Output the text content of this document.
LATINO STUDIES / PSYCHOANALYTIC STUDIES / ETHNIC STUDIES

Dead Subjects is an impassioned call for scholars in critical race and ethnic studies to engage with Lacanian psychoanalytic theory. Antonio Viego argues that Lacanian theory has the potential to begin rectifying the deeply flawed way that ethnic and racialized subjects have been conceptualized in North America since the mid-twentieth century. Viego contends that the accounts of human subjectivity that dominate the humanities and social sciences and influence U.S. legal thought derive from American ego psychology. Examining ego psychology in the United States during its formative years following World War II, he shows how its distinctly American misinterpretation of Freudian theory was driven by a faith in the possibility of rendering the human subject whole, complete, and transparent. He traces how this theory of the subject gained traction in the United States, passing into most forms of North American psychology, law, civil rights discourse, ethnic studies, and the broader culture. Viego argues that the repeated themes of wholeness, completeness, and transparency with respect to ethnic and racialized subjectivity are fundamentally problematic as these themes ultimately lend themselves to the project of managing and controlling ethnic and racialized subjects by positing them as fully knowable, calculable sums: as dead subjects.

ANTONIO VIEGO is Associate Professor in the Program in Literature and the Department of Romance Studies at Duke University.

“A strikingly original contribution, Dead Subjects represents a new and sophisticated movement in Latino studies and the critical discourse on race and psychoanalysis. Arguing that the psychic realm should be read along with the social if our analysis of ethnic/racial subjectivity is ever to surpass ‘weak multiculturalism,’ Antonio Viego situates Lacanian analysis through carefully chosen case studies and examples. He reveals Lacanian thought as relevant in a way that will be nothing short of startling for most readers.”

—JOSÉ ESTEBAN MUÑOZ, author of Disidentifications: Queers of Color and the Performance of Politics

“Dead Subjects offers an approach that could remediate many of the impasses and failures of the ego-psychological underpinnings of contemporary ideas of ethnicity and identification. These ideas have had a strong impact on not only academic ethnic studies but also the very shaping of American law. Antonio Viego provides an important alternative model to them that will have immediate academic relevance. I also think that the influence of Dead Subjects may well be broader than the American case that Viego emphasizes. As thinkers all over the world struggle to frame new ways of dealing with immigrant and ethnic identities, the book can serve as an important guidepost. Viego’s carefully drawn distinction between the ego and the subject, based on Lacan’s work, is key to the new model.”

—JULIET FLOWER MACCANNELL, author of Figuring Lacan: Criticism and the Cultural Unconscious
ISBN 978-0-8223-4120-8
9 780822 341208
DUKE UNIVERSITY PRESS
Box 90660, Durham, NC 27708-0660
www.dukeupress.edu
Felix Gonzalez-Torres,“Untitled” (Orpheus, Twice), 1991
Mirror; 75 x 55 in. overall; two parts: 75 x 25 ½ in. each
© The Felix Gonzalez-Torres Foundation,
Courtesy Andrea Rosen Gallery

» **TO BE DONE**:
Return each entry from the material above exactly as it appears.

» **TASK RESPONSE**:
Output the text content of this document.
LATINO STUDIES / PSYCHOANALYTIC STUDIES / ETHNIC STUDIES

Dead Subjects is an impassioned call for scholars in critical race and ethnic studies to engage with Lacanian psychoanalytic theory. Antonio Viego argues that Lacanian theory has the potential to begin rectifying the deeply flawed way that ethnic and racialized subjects have been conceptualized in North America since the mid-twentieth century. Viego contends that the accounts of human subjectivity that dominate the humanities and social sciences and influence U.S. legal thought derive from American ego psychology. Examining ego psychology in the United States during its formative years following World War II, he shows how its distinctly American misinterpretation of Freudian theory was driven by a faith in the possibility of rendering the human subject whole, complete, and transparent. He traces how this theory of the subject gained traction in the United States, passing into most forms of North American psychology, law, civil rights discourse, ethnic studies, and the broader culture. Viego argues that the repeated themes of wholeness, completeness, and transparency with respect to ethnic and racialized subjectivity are fundamentally problematic as these themes ultimately lend themselves to the project of managing and controlling ethnic and racialized subjects by positing them as fully knowable, calculable sums: as dead subjects.

ANTONIO VIEGO is Associate Professor in the Program in Literature and the Department of Romance Studies at Duke University.

“A strikingly original contribution, Dead Subjects represents a new and sophisticated movement in Latino studies and the critical discourse on race and psychoanalysis. Arguing that the psychic realm should be read along with the social if our analysis of ethnic/racial subjectivity is ever to surpass ‘weak multiculturalism,’ Antonio Viego situates Lacanian analysis through carefully chosen case studies and examples. He reveals Lacanian thought as relevant in a way that will be nothing short of startling for most readers.”

—JOSÉ ESTEBAN MUÑOZ, author of Disidentifications: Queers of Color and the Performance of Politics

“Dead Subjects offers an approach that could remediate many of the impasses and failures of the ego-psychological underpinnings of contemporary ideas of ethnicity and identification. These ideas have had a strong impact on not only academic ethnic studies but also the very shaping of American law. Antonio Viego provides an important alternative model to them that will have immediate academic relevance. I also think that the influence of Dead Subjects may well be broader than the American case that Viego emphasizes. As thinkers all over the world struggle to frame new ways of dealing with immigrant and ethnic identities, the book can serve as an important guidepost. Viego’s carefully drawn distinction between the ego and the subject, based on Lacan’s work, is key to the new model.”

—JULIET FLOWER MACCANNELL, author of Figuring Lacan: Criticism and the Cultural Unconscious
ISBN 978-0-8223-4120-8
9 780822 341208
DUKE UNIVERSITY PRESS
Box 90660, Durham, NC 27708-0660
www.dukeupress.edu
Felix Gonzalez-Torres,“Untitled” (Orpheus, Twice), 1991
Mirror; 75 x 55 in. overall; two parts: 75 x 25 ½ in. each
© The Felix Gonzalez-Torres Foundation,
Courtesy Andrea Rosen Gallery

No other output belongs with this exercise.